_To do_
Gather each line of the records where "patologías" appears.

-- Start --

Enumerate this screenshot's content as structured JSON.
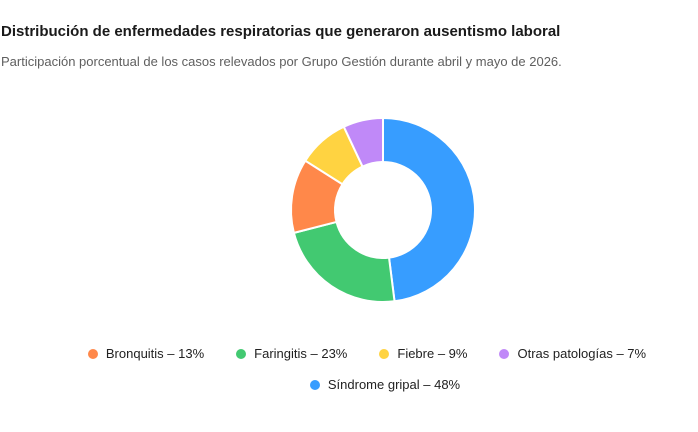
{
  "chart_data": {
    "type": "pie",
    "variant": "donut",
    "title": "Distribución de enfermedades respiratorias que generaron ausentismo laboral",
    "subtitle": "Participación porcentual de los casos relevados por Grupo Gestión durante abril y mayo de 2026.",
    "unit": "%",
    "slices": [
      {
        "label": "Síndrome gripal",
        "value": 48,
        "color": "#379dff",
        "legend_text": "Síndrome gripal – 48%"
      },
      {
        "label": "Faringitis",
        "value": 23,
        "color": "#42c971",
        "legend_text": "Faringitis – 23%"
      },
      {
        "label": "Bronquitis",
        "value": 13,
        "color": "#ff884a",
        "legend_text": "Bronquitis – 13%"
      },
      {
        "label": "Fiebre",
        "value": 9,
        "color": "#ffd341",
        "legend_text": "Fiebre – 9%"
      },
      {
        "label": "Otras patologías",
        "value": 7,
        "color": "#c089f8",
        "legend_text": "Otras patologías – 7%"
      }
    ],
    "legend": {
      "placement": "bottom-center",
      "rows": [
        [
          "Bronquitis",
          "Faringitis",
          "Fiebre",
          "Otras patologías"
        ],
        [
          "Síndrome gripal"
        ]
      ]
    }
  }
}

-- End --

_Problem solution_
        "label": "Otras patologías",
        "legend_text": "Otras patologías – 7%"
          "Otras patologías"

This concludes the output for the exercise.